> _Stated task_
Count every line below in which "that" occurs, then give only the count.

> _Material for this task_
++++++++++++++++++++
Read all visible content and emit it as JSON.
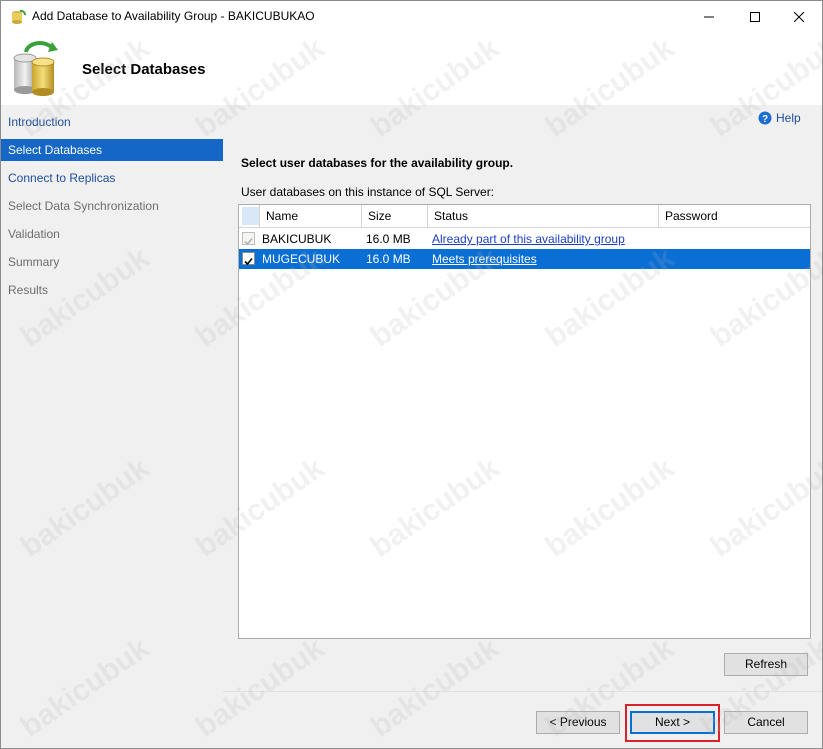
{
  "window": {
    "title": "Add Database to Availability Group - BAKICUBUKAO"
  },
  "header": {
    "title": "Select Databases"
  },
  "nav": {
    "items": [
      {
        "label": "Introduction",
        "state": "link"
      },
      {
        "label": "Select Databases",
        "state": "active"
      },
      {
        "label": "Connect to Replicas",
        "state": "link"
      },
      {
        "label": "Select Data Synchronization",
        "state": "disabled"
      },
      {
        "label": "Validation",
        "state": "disabled"
      },
      {
        "label": "Summary",
        "state": "disabled"
      },
      {
        "label": "Results",
        "state": "disabled"
      }
    ]
  },
  "content": {
    "help_label": "Help",
    "section_title": "Select user databases for the availability group.",
    "list_caption": "User databases on this instance of SQL Server:",
    "columns": [
      "Name",
      "Size",
      "Status",
      "Password"
    ],
    "rows": [
      {
        "name": "BAKICUBUK",
        "size": "16.0 MB",
        "status": "Already part of this availability group",
        "password": "",
        "checked": true,
        "enabled": false,
        "selected": false
      },
      {
        "name": "MUGECUBUK",
        "size": "16.0 MB",
        "status": "Meets prerequisites",
        "password": "",
        "checked": true,
        "enabled": true,
        "selected": true
      }
    ]
  },
  "buttons": {
    "refresh": "Refresh",
    "previous": "< Previous",
    "next": "Next >",
    "cancel": "Cancel"
  },
  "watermark_text": "bakicubuk",
  "colors": {
    "selection": "#0a6fd5",
    "nav_active": "#1467c7",
    "link": "#1c4e9c",
    "highlight_box": "#d9232a"
  }
}
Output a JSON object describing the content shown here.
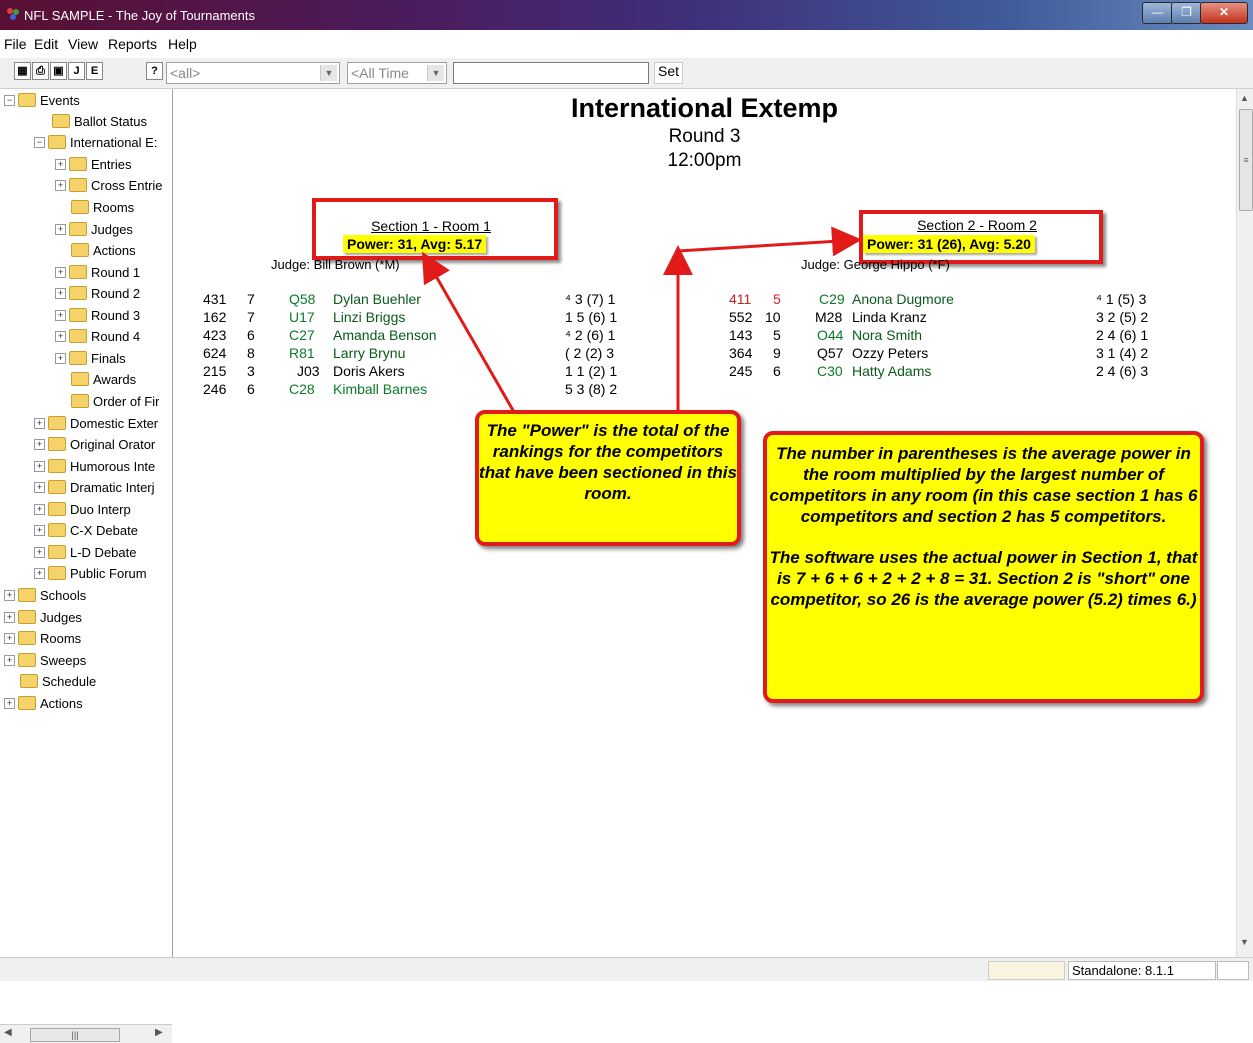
{
  "window": {
    "title": "NFL SAMPLE - The Joy of Tournaments"
  },
  "menu": [
    "File",
    "Edit",
    "View",
    "Reports",
    "Help"
  ],
  "toolbar": {
    "buttons": [
      "save",
      "print",
      "preview",
      "J",
      "E",
      "?"
    ],
    "filter_combo": "<all>",
    "time_combo": "<All Time",
    "set_label": "Set"
  },
  "tree": [
    {
      "label": "Events",
      "expander": "−"
    },
    {
      "label": "Ballot Status"
    },
    {
      "label": "International E:",
      "expander": "−"
    },
    {
      "label": "Entries",
      "expander": "+"
    },
    {
      "label": "Cross Entrie",
      "expander": "+"
    },
    {
      "label": "Rooms"
    },
    {
      "label": "Judges",
      "expander": "+"
    },
    {
      "label": "Actions"
    },
    {
      "label": "Round 1",
      "expander": "+"
    },
    {
      "label": "Round 2",
      "expander": "+"
    },
    {
      "label": "Round 3",
      "expander": "+"
    },
    {
      "label": "Round 4",
      "expander": "+"
    },
    {
      "label": "Finals",
      "expander": "+"
    },
    {
      "label": "Awards"
    },
    {
      "label": "Order of Fir"
    },
    {
      "label": "Domestic Exter",
      "expander": "+"
    },
    {
      "label": "Original Orator",
      "expander": "+"
    },
    {
      "label": "Humorous Inte",
      "expander": "+"
    },
    {
      "label": "Dramatic Interj",
      "expander": "+"
    },
    {
      "label": "Duo Interp",
      "expander": "+"
    },
    {
      "label": "C-X Debate",
      "expander": "+"
    },
    {
      "label": "L-D Debate",
      "expander": "+"
    },
    {
      "label": "Public Forum",
      "expander": "+"
    },
    {
      "label": "Schools",
      "expander": "+"
    },
    {
      "label": "Judges",
      "expander": "+"
    },
    {
      "label": "Rooms",
      "expander": "+"
    },
    {
      "label": "Sweeps",
      "expander": "+"
    },
    {
      "label": "Schedule"
    },
    {
      "label": "Actions",
      "expander": "+"
    }
  ],
  "report": {
    "title": "International Extemp",
    "round": "Round 3",
    "time": "12:00pm",
    "sections": [
      {
        "heading": "Section 1 - Room 1",
        "power": "Power: 31,  Avg: 5.17",
        "judge": "Judge: Bill Brown (*M)",
        "rows": [
          {
            "num": "431",
            "power": "7",
            "code": "Q58",
            "name": "Dylan Buehler",
            "record": "⁴ 3 (7) 1"
          },
          {
            "num": "162",
            "power": "7",
            "code": "U17",
            "name": "Linzi Briggs",
            "record": "1 5 (6) 1"
          },
          {
            "num": "423",
            "power": "6",
            "code": "C27",
            "name": "Amanda Benson",
            "record": "⁴ 2 (6) 1"
          },
          {
            "num": "624",
            "power": "8",
            "code": "R81",
            "name": "Larry Brynu",
            "record": "( 2 (2) 3"
          },
          {
            "num": "215",
            "power": "3",
            "code": "J03",
            "name": "Doris Akers",
            "record": "1 1 (2) 1"
          },
          {
            "num": "246",
            "power": "6",
            "code": "C28",
            "name": "Kimball Barnes",
            "record": "5 3 (8) 2"
          }
        ]
      },
      {
        "heading": "Section 2 - Room 2",
        "power": "Power: 31 (26),  Avg: 5.20",
        "judge": "Judge: George Hippo (*F)",
        "rows": [
          {
            "num": "411",
            "power": "5",
            "code": "C29",
            "name": "Anona Dugmore",
            "record": "⁴ 1 (5) 3"
          },
          {
            "num": "552",
            "power": "10",
            "code": "M28",
            "name": "Linda Kranz",
            "record": "3 2 (5) 2"
          },
          {
            "num": "143",
            "power": "5",
            "code": "O44",
            "name": "Nora Smith",
            "record": "2 4 (6) 1"
          },
          {
            "num": "364",
            "power": "9",
            "code": "Q57",
            "name": "Ozzy Peters",
            "record": "3 1 (4) 2"
          },
          {
            "num": "245",
            "power": "6",
            "code": "C30",
            "name": "Hatty Adams",
            "record": "2 4 (6) 3"
          }
        ]
      }
    ]
  },
  "callouts": {
    "power": "The \"Power\" is the total of the rankings for the competitors that have been sectioned in this room.",
    "parentheses_1": "The number in parentheses is the average power in the room multiplied by the largest number of competitors in any room (in this case section 1 has 6 competitors and section 2 has 5 competitors.",
    "parentheses_2": "The software uses the actual power in Section 1, that is 7 + 6 + 6 + 2 + 2 + 8 = 31.  Section 2 is \"short\" one competitor, so 26 is the average power (5.2) times 6.)"
  },
  "status": {
    "version": "Standalone: 8.1.1"
  },
  "colors": {
    "callout_bg": "#ffff00",
    "callout_border": "#e11a1a",
    "name_green": "#0a7a2a"
  }
}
++++++++++++++++++++
> _The completed task_
2